[Records contained in a dataset]
— Begin —

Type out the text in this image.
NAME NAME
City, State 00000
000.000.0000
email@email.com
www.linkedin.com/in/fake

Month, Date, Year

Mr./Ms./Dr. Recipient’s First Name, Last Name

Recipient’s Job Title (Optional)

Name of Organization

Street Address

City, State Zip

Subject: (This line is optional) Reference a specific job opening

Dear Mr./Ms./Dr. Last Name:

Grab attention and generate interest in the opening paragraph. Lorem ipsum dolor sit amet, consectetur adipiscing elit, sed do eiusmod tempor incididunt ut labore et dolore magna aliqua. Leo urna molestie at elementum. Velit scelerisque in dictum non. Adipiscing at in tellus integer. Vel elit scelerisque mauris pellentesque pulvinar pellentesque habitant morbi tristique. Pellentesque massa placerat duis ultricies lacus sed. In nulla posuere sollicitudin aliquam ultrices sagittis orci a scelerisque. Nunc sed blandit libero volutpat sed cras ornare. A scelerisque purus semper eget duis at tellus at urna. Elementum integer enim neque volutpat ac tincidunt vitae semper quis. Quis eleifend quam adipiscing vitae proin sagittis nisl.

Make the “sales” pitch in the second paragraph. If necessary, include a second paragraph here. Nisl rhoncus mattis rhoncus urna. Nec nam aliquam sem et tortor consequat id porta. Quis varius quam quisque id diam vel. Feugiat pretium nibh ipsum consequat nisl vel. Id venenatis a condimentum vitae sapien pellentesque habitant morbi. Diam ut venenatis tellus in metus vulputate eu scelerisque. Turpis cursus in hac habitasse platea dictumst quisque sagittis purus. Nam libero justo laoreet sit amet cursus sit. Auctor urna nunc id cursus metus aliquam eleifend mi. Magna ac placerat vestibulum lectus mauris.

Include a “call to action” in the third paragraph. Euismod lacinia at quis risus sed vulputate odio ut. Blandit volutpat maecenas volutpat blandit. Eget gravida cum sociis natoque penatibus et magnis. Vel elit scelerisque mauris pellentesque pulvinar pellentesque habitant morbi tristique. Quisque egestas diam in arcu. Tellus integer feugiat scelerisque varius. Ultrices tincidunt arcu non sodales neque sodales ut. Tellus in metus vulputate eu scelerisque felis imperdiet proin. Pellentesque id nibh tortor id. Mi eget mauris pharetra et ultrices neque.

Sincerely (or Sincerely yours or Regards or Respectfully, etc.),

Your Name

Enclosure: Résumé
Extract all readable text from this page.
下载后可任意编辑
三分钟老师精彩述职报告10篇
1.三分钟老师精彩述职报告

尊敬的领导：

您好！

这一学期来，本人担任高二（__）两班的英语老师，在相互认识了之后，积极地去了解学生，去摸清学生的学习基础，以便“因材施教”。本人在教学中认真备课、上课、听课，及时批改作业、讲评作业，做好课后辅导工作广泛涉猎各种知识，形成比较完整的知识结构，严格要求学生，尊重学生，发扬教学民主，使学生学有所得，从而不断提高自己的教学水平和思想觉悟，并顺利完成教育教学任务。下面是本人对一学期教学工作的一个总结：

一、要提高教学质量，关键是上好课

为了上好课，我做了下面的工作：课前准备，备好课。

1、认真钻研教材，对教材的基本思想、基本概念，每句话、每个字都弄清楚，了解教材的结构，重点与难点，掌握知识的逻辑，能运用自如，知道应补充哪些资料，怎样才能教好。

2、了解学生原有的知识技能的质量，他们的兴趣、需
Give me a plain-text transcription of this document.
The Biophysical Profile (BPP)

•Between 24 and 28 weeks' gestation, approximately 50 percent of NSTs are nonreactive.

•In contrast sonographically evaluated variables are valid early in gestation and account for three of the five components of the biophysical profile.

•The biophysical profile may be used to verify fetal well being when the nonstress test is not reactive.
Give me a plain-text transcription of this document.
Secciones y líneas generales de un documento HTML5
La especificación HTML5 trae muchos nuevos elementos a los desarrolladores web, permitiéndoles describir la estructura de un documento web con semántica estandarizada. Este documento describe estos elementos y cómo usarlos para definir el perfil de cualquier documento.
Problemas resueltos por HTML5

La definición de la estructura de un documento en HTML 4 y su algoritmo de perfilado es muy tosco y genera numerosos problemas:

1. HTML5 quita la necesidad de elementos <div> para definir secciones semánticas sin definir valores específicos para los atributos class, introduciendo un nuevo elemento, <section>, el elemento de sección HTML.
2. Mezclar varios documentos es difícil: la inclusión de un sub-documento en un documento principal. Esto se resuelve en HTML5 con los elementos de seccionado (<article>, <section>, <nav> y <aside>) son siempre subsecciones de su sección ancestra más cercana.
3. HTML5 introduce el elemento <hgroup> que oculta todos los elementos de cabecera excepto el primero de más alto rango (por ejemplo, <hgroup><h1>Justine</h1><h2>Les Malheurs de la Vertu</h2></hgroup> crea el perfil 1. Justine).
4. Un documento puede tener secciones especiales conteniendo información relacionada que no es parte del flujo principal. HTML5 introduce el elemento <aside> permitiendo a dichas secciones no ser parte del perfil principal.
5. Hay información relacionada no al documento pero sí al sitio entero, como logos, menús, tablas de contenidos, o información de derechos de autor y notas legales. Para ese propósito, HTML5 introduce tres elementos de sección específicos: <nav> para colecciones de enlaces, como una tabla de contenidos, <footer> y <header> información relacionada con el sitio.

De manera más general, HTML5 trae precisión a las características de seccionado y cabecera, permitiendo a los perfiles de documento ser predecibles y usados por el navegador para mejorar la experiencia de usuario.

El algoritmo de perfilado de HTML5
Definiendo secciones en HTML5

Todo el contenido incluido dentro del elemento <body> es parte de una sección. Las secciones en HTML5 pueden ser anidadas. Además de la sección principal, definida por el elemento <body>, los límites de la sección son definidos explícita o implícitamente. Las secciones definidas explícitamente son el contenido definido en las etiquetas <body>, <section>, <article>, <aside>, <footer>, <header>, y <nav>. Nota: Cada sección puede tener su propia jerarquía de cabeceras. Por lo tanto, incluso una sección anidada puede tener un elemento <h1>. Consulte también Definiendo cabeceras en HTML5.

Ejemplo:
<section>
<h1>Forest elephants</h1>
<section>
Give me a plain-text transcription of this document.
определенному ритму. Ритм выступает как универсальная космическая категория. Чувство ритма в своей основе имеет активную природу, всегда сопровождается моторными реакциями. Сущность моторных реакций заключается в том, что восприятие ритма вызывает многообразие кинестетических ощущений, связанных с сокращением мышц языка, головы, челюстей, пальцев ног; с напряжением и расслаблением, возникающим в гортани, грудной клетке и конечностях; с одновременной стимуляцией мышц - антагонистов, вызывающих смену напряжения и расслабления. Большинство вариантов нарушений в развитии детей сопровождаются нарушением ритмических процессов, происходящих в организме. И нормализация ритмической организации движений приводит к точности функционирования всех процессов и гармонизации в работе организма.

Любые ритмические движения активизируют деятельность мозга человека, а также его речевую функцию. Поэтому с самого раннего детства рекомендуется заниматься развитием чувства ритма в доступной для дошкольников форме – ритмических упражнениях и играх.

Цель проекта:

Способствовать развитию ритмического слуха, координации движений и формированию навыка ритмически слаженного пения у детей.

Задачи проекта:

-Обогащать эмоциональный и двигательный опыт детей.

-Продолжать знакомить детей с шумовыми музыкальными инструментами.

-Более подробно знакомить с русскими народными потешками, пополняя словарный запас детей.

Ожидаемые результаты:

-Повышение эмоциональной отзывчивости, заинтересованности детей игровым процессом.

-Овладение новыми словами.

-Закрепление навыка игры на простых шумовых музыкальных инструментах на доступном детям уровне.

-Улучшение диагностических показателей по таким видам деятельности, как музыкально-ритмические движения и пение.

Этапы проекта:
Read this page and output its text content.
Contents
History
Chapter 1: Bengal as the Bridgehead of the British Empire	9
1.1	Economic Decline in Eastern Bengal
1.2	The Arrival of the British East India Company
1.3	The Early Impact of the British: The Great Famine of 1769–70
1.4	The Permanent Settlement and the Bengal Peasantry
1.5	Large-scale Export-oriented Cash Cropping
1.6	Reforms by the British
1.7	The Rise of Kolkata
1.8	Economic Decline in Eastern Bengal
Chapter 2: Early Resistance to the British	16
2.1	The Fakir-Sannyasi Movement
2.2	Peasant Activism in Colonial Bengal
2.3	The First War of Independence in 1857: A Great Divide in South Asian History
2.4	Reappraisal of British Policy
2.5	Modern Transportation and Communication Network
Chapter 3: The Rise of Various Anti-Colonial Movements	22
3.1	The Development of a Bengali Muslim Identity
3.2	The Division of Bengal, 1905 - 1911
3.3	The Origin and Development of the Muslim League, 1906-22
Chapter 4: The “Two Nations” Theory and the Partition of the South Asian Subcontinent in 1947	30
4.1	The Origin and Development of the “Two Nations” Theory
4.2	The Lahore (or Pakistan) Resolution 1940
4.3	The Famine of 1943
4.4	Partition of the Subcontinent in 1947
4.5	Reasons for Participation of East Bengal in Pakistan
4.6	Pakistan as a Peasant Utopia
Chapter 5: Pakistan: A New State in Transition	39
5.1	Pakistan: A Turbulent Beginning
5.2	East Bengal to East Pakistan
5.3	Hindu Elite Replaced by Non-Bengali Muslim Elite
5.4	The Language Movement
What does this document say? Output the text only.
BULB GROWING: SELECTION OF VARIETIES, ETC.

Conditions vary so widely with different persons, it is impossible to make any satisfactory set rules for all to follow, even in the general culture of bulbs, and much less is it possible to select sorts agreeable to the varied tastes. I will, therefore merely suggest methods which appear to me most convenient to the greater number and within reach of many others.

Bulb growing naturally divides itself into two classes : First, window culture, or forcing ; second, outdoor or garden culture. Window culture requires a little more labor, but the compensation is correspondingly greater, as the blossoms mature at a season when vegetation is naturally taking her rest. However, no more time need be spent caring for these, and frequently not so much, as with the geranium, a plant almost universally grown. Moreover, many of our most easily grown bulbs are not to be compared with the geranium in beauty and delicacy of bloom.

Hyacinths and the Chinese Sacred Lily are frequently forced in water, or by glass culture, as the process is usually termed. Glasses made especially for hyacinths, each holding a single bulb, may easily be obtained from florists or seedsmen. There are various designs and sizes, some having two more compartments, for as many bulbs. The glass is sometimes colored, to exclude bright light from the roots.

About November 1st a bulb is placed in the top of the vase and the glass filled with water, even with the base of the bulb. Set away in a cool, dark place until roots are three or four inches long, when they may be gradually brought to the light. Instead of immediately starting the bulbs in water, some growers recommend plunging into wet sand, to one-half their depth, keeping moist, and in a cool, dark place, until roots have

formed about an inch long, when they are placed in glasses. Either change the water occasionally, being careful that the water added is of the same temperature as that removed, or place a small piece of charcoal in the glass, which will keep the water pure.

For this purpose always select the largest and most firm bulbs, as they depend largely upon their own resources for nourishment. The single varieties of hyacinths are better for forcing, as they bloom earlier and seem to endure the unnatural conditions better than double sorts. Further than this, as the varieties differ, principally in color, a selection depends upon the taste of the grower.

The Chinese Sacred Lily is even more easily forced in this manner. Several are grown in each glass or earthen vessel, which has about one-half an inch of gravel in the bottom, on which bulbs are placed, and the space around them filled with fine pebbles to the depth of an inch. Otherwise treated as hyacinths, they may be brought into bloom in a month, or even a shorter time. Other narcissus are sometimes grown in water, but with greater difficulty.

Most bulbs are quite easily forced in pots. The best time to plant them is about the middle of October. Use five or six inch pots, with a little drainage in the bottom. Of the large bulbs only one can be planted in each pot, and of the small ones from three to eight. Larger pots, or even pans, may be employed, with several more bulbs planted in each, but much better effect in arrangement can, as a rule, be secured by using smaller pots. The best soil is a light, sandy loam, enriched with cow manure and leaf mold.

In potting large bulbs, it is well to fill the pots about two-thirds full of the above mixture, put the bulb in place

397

— End —

Check the data for the word "State" and pull out the lines that have it.

City, State 00000
City, State Zip
Chapter 5: Pakistan: A New State in Transition	39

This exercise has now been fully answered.